• 作業の指示:
A - 下の「きらきら星の会」の文章と、次の(i)〜(iii)が一致するかどうかを判断する。それぞれ「はい」か「いいえ」で答え、決め手となる本文の語句をそのまま引用すること。
(i) 会は年に3回開催されている。
(ii) 会の運営には医師だけが関わっている。
(iii) 参加者は大阪府内の人に限られている。
B - 「きらきら星の会」の文章によると、会の存在はどのような機会に案内されるか。
C - 下の「きらきら星の会」の文章を、最後の文に続けて書き継いでください。

• 文書の抜粋:
_ _ _ _ _
大阪母子医療センター(和泉市室堂町)では、同センターで流産・死産・新生児死亡を経験した家族のサポートの会「きらきら星の会」が年に3回開催されている。大切な赤ちゃんを亡くした悲しみを守られた空間で語り合える場をと、看護師や助産師、遺伝カウンセラーが09年から運営。全国の産科病院の中でも希少な取り組みだ。

 妊娠反応が分かった時点から存在を感じる赤ちゃん。周囲の期待の中で、大切な赤ちゃんをお腹の中で失う流産・死産や、誕生したが病気で亡くなった新生児の両親や家族は、大きな悲嘆を退院後も抱えながら生活している。その人たちを医療従事者だからこそ受け止める患者会を、と設立。院内で、より静かな会場を選ぶなど繊細な心配りで開催されている。

 会の存在は、退院後の1か月健診などで案内。想いを話す機会が少ない父親の参加も呼び掛けている。参加人数はまちまちだが、奈良県や三重県など遠方からの参加者もいる。
_ _ _ _ _
収集したデータ項目
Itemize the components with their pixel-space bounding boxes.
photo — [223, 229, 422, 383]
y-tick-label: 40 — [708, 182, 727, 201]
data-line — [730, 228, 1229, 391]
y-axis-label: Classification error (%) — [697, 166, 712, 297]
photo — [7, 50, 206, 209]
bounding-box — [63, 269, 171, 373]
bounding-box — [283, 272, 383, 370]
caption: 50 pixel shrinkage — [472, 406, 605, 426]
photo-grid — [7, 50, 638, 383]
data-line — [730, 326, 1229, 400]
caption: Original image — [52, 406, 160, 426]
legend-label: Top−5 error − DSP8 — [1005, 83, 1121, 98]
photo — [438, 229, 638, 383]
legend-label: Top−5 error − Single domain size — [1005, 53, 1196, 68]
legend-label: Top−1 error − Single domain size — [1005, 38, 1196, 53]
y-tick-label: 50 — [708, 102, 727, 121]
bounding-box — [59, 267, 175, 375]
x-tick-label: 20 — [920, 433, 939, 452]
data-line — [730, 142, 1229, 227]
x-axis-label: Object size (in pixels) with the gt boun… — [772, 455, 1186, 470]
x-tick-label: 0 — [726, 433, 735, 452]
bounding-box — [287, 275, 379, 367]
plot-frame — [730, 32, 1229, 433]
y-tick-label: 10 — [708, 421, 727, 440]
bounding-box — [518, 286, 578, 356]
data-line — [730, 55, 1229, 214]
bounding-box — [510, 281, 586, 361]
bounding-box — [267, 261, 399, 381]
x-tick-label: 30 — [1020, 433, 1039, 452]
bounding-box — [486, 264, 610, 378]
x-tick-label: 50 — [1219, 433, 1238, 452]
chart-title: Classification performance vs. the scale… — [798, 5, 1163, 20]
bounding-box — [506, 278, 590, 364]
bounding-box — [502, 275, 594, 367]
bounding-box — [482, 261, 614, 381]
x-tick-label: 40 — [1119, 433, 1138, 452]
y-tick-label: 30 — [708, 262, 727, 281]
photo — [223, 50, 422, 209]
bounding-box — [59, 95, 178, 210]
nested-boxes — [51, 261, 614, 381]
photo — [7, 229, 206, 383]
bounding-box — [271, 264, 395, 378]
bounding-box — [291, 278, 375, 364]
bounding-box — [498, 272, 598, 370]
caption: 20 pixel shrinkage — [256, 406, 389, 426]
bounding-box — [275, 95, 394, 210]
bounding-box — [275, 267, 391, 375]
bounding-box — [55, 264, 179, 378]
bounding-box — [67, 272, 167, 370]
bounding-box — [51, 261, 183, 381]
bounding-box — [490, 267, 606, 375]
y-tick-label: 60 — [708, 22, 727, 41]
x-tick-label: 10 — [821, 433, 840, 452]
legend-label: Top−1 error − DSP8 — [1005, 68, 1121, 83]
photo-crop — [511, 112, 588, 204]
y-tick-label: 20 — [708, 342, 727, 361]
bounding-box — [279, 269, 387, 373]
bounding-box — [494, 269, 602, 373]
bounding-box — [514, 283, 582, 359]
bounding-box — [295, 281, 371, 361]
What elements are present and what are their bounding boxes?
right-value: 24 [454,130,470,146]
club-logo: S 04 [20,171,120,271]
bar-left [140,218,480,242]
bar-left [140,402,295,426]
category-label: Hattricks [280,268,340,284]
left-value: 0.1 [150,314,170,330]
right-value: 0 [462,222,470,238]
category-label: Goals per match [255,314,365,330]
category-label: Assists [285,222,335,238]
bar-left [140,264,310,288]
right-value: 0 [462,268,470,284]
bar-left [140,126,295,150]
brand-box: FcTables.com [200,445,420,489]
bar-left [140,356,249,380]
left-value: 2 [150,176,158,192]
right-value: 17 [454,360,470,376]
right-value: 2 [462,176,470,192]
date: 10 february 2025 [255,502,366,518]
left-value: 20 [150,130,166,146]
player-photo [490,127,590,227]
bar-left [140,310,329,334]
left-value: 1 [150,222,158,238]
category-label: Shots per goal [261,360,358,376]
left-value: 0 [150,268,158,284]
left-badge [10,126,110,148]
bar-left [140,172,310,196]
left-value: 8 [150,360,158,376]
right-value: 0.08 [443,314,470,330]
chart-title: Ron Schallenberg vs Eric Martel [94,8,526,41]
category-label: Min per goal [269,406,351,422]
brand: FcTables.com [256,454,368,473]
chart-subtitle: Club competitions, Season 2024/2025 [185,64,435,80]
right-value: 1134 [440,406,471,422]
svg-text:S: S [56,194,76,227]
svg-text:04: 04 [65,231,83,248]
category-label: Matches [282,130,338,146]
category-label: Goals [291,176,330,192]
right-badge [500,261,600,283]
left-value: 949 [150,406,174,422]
_ _ _ _ _
• 解答一覧:
A -
(i) はい。「年に3回開催されている」
(ii) いいえ。「看護師や助産師、遺伝カウンセラーが09年から運営」
(iii) いいえ。「奈良県や三重県など遠方からの参加者もいる」

B - 退院後の1か月健診などで案内される。

C -
 毎回、ガラガラや写真立て、ファーストシューズなど赤ちゃんへの手作りの贈り物を製作。その後、お茶を飲みながら日頃話せない大切な赤ちゃんへの思いを、ゆっくりとみんなで話し合う。

 話し合いでは、心に抱えたまま言葉にならない思いや、次の子が生まれても癒えない悲しみ、一歩踏み出すのが難しい思いなど、同じ経験をしている人同士だから分かち合えることを吐露する。

 スタッフたちは、全体をまとめるファシリテーター役だが、我が子の死の原因が自分にあると自分自身を責めている母親も多く、「あなたは決して悪くない」と伝える。一方、悲しい経験をした病院には行きたくない人にはメールでの相談にも応じている。

 会をまとめる助産師の丹波千尋さんは「この会を細く長く続けて深めていきたい」と、話す。